# [TASK DIRECTIONS]
Identify and pull out each line of the entries in which "Budapest" occurs.
*** SUPPLIED ENTRIES
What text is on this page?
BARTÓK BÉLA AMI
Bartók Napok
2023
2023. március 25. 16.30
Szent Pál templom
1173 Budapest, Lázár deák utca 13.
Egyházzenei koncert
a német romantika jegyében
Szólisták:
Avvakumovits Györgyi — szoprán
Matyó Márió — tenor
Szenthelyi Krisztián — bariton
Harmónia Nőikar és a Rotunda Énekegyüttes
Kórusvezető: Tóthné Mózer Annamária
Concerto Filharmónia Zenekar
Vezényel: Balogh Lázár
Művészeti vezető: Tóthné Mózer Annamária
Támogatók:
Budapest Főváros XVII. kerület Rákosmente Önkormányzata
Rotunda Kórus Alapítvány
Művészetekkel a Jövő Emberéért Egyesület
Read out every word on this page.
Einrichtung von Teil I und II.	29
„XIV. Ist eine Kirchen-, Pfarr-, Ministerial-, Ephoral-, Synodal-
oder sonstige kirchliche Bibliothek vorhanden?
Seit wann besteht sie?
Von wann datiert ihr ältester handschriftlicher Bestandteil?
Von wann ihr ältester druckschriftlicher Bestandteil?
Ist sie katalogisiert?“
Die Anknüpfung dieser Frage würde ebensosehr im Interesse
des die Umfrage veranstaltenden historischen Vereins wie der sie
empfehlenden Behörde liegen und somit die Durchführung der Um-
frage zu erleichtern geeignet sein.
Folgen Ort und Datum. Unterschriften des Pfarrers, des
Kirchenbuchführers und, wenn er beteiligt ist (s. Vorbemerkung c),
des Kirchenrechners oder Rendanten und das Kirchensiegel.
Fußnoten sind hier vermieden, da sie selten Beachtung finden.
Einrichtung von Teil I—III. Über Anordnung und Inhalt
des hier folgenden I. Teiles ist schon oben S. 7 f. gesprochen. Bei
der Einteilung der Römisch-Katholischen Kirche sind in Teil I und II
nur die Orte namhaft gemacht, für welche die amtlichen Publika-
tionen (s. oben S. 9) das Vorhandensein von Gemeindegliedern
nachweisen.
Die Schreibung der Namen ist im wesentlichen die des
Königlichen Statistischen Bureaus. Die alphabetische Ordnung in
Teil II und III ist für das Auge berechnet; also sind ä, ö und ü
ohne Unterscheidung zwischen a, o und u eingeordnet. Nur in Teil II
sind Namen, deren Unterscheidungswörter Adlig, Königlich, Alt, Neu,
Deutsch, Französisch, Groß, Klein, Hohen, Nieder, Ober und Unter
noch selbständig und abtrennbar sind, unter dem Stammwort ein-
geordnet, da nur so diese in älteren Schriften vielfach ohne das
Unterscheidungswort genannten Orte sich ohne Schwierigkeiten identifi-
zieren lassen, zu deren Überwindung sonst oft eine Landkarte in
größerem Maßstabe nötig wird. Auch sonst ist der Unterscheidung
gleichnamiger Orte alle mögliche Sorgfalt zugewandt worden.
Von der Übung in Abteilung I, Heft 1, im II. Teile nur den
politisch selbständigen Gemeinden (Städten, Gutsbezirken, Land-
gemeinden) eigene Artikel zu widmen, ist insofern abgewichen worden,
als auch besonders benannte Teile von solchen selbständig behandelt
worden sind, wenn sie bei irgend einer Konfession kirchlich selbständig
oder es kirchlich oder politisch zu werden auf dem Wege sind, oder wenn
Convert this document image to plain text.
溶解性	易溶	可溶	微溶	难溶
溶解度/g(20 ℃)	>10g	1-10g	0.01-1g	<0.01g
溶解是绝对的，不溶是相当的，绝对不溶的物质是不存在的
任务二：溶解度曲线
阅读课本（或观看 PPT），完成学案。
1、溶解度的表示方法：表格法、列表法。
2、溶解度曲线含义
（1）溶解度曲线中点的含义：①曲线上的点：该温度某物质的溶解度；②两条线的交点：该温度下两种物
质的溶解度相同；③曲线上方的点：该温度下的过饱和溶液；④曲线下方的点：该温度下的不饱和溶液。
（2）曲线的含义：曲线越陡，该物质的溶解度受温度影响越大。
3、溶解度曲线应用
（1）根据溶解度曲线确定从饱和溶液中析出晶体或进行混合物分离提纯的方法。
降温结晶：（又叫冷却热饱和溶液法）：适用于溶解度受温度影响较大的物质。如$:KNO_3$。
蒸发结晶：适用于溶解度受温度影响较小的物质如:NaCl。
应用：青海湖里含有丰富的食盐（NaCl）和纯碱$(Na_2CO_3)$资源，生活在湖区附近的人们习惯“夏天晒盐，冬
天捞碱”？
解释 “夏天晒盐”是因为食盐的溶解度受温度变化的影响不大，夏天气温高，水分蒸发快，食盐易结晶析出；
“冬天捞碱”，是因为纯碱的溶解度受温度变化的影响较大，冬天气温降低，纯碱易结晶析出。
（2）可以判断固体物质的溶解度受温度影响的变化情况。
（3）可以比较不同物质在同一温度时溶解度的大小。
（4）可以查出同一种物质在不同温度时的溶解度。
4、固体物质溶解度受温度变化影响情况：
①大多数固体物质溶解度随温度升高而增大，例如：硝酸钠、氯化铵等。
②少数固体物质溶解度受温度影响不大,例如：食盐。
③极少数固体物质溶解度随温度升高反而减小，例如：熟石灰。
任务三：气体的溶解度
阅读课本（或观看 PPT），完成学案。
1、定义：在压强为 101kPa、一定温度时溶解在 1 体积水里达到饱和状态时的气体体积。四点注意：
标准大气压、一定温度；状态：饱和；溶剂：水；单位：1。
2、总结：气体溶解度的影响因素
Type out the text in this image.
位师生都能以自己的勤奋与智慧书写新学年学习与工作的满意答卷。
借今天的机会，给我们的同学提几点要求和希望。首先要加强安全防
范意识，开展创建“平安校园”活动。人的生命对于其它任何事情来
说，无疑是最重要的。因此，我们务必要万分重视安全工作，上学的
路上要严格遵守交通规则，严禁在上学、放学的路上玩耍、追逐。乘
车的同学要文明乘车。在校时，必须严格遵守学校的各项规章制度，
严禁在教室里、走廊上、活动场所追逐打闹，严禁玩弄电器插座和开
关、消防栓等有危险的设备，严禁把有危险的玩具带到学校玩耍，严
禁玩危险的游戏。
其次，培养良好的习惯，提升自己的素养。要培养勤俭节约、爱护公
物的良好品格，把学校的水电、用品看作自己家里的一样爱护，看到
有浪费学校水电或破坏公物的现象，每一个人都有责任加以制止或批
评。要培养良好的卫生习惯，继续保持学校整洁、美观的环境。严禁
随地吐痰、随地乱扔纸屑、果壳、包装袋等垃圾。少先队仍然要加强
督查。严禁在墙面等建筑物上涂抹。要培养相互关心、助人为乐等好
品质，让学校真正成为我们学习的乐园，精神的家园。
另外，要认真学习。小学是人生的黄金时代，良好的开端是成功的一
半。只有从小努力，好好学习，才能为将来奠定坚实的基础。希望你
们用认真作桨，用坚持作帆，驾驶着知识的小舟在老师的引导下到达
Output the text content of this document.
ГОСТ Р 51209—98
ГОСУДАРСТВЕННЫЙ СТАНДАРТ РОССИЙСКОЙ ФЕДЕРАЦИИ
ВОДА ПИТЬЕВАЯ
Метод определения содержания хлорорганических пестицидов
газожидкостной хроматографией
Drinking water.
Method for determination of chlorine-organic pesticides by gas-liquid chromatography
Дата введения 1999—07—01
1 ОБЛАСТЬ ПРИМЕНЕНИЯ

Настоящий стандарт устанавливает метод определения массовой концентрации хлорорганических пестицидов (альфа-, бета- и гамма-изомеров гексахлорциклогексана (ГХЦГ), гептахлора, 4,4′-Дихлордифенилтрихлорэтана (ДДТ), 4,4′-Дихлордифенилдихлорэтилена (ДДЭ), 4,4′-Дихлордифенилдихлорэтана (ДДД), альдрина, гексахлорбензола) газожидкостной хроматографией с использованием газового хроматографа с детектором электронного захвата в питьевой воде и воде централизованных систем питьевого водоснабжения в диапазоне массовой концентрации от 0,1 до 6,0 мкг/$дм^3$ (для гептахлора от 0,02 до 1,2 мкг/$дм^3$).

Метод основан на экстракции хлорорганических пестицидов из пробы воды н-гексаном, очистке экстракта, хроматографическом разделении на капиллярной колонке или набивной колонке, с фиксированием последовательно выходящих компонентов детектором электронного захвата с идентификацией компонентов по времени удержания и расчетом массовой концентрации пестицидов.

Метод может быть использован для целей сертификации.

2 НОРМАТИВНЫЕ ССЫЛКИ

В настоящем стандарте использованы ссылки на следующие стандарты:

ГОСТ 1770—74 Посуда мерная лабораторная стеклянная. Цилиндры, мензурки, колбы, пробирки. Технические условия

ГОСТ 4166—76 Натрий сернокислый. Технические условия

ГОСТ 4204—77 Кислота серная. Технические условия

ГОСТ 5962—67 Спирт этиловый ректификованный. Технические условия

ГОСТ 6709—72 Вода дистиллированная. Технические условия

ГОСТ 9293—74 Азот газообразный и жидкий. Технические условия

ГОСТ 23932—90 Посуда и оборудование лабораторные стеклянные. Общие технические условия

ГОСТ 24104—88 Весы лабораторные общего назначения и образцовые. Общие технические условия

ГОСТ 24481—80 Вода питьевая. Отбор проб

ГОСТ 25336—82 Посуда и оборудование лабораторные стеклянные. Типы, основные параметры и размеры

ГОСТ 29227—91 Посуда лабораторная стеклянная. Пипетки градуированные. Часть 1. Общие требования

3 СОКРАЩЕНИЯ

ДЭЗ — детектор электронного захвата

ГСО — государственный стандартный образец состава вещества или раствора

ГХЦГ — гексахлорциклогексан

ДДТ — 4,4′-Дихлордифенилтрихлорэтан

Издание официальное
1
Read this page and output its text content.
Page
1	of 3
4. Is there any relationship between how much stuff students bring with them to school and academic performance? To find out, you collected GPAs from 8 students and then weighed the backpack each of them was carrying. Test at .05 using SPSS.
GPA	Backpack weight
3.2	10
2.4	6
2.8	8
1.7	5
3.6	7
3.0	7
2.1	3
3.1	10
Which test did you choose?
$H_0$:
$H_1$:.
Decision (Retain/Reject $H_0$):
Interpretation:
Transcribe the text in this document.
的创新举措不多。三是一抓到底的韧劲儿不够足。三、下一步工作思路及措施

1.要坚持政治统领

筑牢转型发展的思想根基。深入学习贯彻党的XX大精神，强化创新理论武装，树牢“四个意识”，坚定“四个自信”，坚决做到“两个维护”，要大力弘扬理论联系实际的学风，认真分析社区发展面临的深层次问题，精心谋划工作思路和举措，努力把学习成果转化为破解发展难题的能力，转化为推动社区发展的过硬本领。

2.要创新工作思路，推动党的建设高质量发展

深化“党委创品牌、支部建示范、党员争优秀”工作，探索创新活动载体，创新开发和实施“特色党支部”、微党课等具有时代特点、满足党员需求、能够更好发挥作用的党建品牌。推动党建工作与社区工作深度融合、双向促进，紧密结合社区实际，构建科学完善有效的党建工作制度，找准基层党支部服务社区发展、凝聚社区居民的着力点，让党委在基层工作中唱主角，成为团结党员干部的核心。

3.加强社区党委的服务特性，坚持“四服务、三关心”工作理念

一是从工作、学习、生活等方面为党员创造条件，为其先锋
******
# [WORKED SOLUTION]
1173 Budapest, Lázár deák utca 13.
Budapest Főváros XVII. kerület Rákosmente Önkormányzata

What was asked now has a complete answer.